* Exercise directions
Output the full listing below exactly, without the pictures.

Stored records
# # # # #

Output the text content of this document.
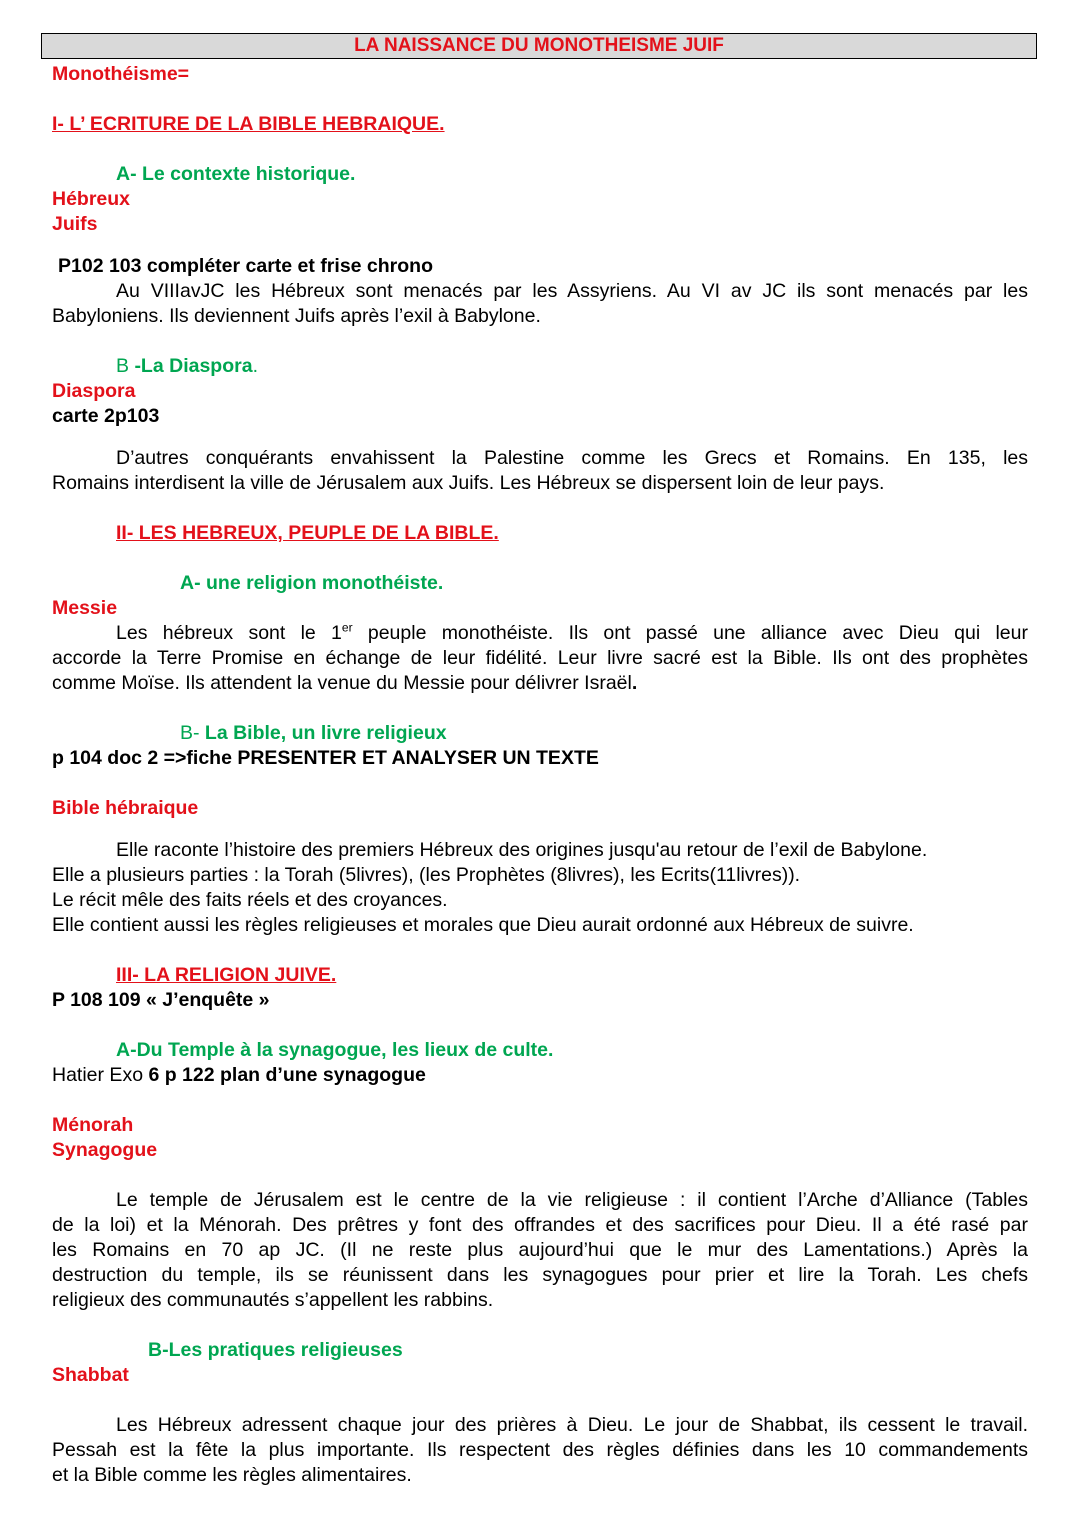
LA NAISSANCE DU MONOTHEISME JUIF
Monothéisme=
I- L’ ECRITURE DE LA BIBLE HEBRAIQUE.
A- Le contexte historique.
Hébreux
Juifs
P102 103 compléter carte et frise chrono
Au VIIIavJC les Hébreux sont menacés par les Assyriens. Au VI av JC ils sont menacés par les
Babyloniens. Ils deviennent Juifs après l’exil à Babylone.
B -La Diaspora.
Diaspora
carte 2p103
D’autres conquérants envahissent la Palestine comme les Grecs et Romains. En 135, les
Romains interdisent la ville de Jérusalem aux Juifs. Les Hébreux se dispersent loin de leur pays.
II- LES HEBREUX, PEUPLE DE LA BIBLE.
A- une religion monothéiste.
Messie
Les hébreux sont le 1er peuple monothéiste. Ils ont passé une alliance avec Dieu qui leur
accorde la Terre Promise en échange de leur fidélité. Leur livre sacré est la Bible. Ils ont des prophètes
comme Moïse. Ils attendent la venue du Messie pour délivrer Israël.
B- La Bible, un livre religieux
p 104 doc 2 =>fiche PRESENTER ET ANALYSER UN TEXTE
Bible hébraique
Elle raconte l’histoire des premiers Hébreux des origines jusqu'au retour de l’exil de Babylone.
Elle a plusieurs parties : la Torah (5livres), (les Prophètes (8livres), les Ecrits(11livres)).
Le récit mêle des faits réels et des croyances.
Elle contient aussi les règles religieuses et morales que Dieu aurait ordonné aux Hébreux de suivre.
III- LA RELIGION JUIVE.
P 108 109 « J’enquête »
A-Du Temple à la synagogue, les lieux de culte.
Hatier Exo 6 p 122 plan d’une synagogue
Ménorah
Synagogue
Le temple de Jérusalem est le centre de la vie religieuse : il contient l’Arche d’Alliance (Tables
de la loi) et la Ménorah. Des prêtres y font des offrandes et des sacrifices pour Dieu. Il a été rasé par
les Romains en 70 ap JC. (Il ne reste plus aujourd’hui que le mur des Lamentations.) Après la
destruction du temple, ils se réunissent dans les synagogues pour prier et lire la Torah. Les chefs
religieux des communautés s’appellent les rabbins.
B-Les pratiques religieuses
Shabbat
Les Hébreux adressent chaque jour des prières à Dieu. Le jour de Shabbat, ils cessent le travail.
Pessah est la fête la plus importante. Ils respectent des règles définies dans les 10 commandements
et la Bible comme les règles alimentaires.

# # # # #

* Full output
Output the text content of this document.
LA NAISSANCE DU MONOTHEISME JUIF
Monothéisme=
I- L’ ECRITURE DE LA BIBLE HEBRAIQUE.
A- Le contexte historique.
Hébreux
Juifs
P102 103 compléter carte et frise chrono
Au VIIIavJC les Hébreux sont menacés par les Assyriens. Au VI av JC ils sont menacés par les
Babyloniens. Ils deviennent Juifs après l’exil à Babylone.
B -La Diaspora.
Diaspora
carte 2p103
D’autres conquérants envahissent la Palestine comme les Grecs et Romains. En 135, les
Romains interdisent la ville de Jérusalem aux Juifs. Les Hébreux se dispersent loin de leur pays.
II- LES HEBREUX, PEUPLE DE LA BIBLE.
A- une religion monothéiste.
Messie
Les hébreux sont le 1er peuple monothéiste. Ils ont passé une alliance avec Dieu qui leur
accorde la Terre Promise en échange de leur fidélité. Leur livre sacré est la Bible. Ils ont des prophètes
comme Moïse. Ils attendent la venue du Messie pour délivrer Israël.
B- La Bible, un livre religieux
p 104 doc 2 =>fiche PRESENTER ET ANALYSER UN TEXTE
Bible hébraique
Elle raconte l’histoire des premiers Hébreux des origines jusqu'au retour de l’exil de Babylone.
Elle a plusieurs parties : la Torah (5livres), (les Prophètes (8livres), les Ecrits(11livres)).
Le récit mêle des faits réels et des croyances.
Elle contient aussi les règles religieuses et morales que Dieu aurait ordonné aux Hébreux de suivre.
III- LA RELIGION JUIVE.
P 108 109 « J’enquête »
A-Du Temple à la synagogue, les lieux de culte.
Hatier Exo 6 p 122 plan d’une synagogue
Ménorah
Synagogue
Le temple de Jérusalem est le centre de la vie religieuse : il contient l’Arche d’Alliance (Tables
de la loi) et la Ménorah. Des prêtres y font des offrandes et des sacrifices pour Dieu. Il a été rasé par
les Romains en 70 ap JC. (Il ne reste plus aujourd’hui que le mur des Lamentations.) Après la
destruction du temple, ils se réunissent dans les synagogues pour prier et lire la Torah. Les chefs
religieux des communautés s’appellent les rabbins.
B-Les pratiques religieuses
Shabbat
Les Hébreux adressent chaque jour des prières à Dieu. Le jour de Shabbat, ils cessent le travail.
Pessah est la fête la plus importante. Ils respectent des règles définies dans les 10 commandements
et la Bible comme les règles alimentaires.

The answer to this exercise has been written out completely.